Directions:
[1] In the interview on additive manufacturing, what has the focus of AM shifted from, and to what?
[2] Reproduce the passage of the interview on additive manufacturing starting with "AR: There was" and going on through "products are produced.".

Document extract:
════════════════

AR: There was a lot of talk in 2015 about AM failing to fulfill its promise. The last couple years, though, there’s been an uptick in enthusiasm. Why?

Kulkarni: Several factors are contributing to this revival and growth. First and foremost, the industry has learned that 3D printing and additive manufacturing are not the same. 3D printing is a technology that has a place among educators, hobbyists, and garage entrepreneurs. Additive manufacturing, which relies on 3D printing as a core piece of the entire solution, is slowly penetrating the industrial manufacturing floor and transforming how products are produced.

The integration of AM into manufacturing floors is supported by several factors:

• Material portfolios and capabilities have increased. Several functional materials have been invented, along with composites and fill materials. Because of these materials innovations, it’s now possible to additively manufacture end-use parts, and the number of available materials is increasing by the day.

• The focus of AM has shifted heavily from plastics to metals. This is partly due to innovation, and partly due to the traditional machine tool companies that are entering the industry, thus increasing the number of options.

════════════════

Input data:
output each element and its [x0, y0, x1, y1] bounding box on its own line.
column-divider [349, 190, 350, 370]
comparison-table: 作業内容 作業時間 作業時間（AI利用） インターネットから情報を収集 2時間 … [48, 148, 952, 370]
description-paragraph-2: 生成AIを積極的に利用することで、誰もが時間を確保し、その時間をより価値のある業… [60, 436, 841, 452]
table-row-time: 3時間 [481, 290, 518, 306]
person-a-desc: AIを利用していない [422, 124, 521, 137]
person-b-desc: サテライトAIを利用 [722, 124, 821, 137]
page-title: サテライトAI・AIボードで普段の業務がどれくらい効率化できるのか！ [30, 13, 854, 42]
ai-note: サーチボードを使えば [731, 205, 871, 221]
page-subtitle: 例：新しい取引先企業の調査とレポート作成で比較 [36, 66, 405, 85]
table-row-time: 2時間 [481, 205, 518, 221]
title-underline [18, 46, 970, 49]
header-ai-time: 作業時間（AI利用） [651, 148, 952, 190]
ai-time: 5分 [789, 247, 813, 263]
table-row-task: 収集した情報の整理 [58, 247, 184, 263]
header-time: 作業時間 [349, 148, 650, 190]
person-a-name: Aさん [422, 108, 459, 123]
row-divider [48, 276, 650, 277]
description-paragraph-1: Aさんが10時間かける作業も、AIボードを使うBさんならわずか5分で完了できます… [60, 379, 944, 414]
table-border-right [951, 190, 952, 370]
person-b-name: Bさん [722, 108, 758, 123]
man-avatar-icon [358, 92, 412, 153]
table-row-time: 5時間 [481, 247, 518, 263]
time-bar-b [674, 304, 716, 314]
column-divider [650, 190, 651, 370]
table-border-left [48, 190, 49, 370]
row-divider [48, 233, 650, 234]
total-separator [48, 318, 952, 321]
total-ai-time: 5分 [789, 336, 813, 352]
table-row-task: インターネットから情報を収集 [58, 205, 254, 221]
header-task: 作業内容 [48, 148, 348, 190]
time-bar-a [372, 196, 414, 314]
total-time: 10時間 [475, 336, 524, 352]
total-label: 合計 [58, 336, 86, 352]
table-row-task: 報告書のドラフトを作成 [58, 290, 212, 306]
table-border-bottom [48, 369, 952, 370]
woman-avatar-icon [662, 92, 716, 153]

════════════════

Per-task outputs:
[1] From plastics to metals.

[2]
AR: There was a lot of talk in 2015 about AM failing to fulfill its promise. The last couple years, though, there’s been an uptick in enthusiasm. Why?

Kulkarni: Several factors are contributing to this revival and growth. First and foremost, the industry has learned that 3D printing and additive manufacturing are not the same. 3D printing is a technology that has a place among educators, hobbyists, and garage entrepreneurs. Additive manufacturing, which relies on 3D printing as a core piece of the entire solution, is slowly penetrating the industrial manufacturing floor and transforming how products are produced.